WHAT YOU ARE ASKED TO DO — Exclude the pictures, then repeat the remaining data exactly.

Extracts from a graphics dataset —

__________

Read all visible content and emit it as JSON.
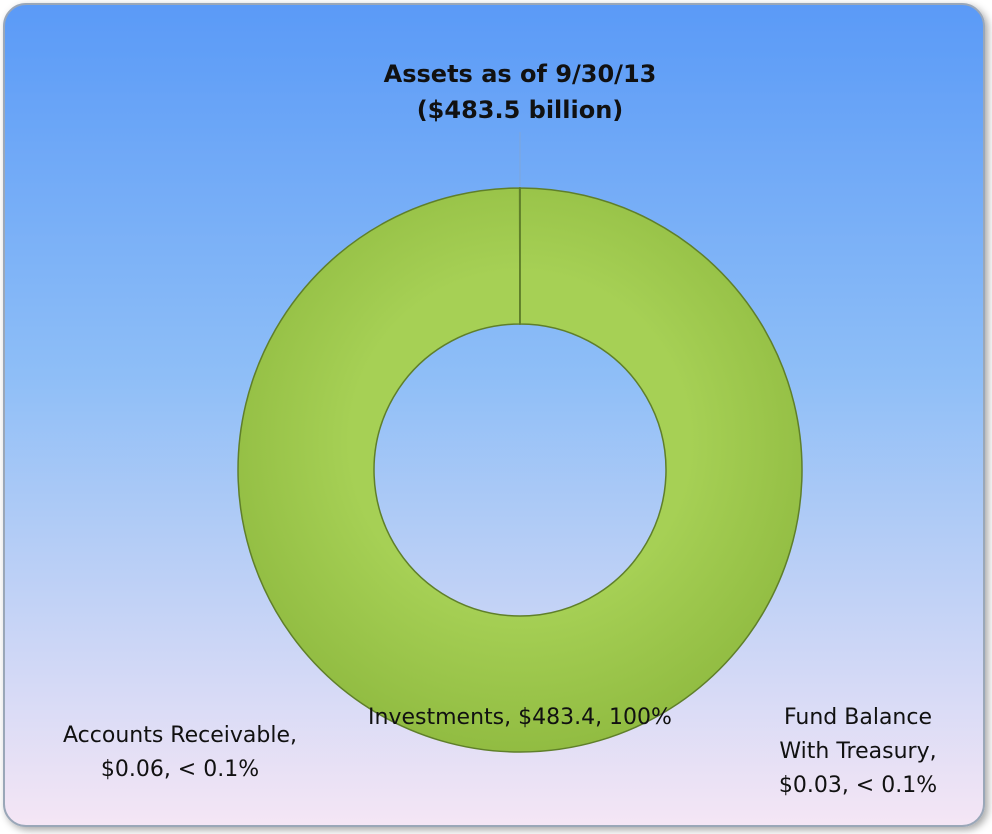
{
  "chart_data": {
    "type": "pie",
    "donut": true,
    "title": "Assets as of 9/30/13",
    "subtitle": "($483.5 billion)",
    "values": [
      483.4,
      0.06,
      0.03
    ],
    "value_labels": [
      [
        "Investments, $483.4, 100%"
      ],
      [
        "Accounts Receivable,",
        "$0.06, < 0.1%"
      ],
      [
        "Fund Balance",
        "With Treasury,",
        "$0.03, < 0.1%"
      ]
    ],
    "colors": [
      "#9bc84a",
      "#4f81bd",
      "#c0504d"
    ]
  }
}
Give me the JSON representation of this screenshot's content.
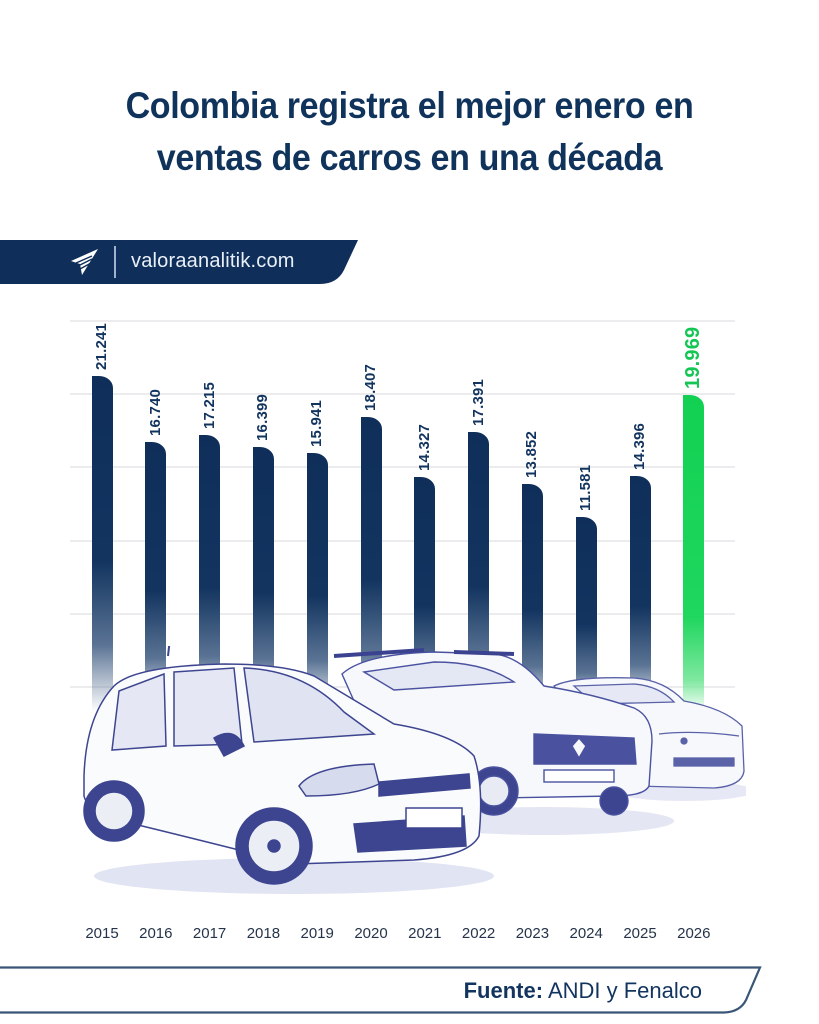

__________

REPLY TO THE EXERCISE —
Read all visible content and emit it as JSON.
{
  "chart_data": {
    "type": "pie",
    "donut": true,
    "title": "Assets as of 9/30/13",
    "subtitle": "($483.5 billion)",
    "values": [
      483.4,
      0.06,
      0.03
    ],
    "value_labels": [
      [
        "Investments, $483.4, 100%"
      ],
      [
        "Accounts Receivable,",
        "$0.06, < 0.1%"
      ],
      [
        "Fund Balance",
        "With Treasury,",
        "$0.03, < 0.1%"
      ]
    ],
    "colors": [
      "#9bc84a",
      "#4f81bd",
      "#c0504d"
    ]
  }
}
Give me the JSON representation of this screenshot's content.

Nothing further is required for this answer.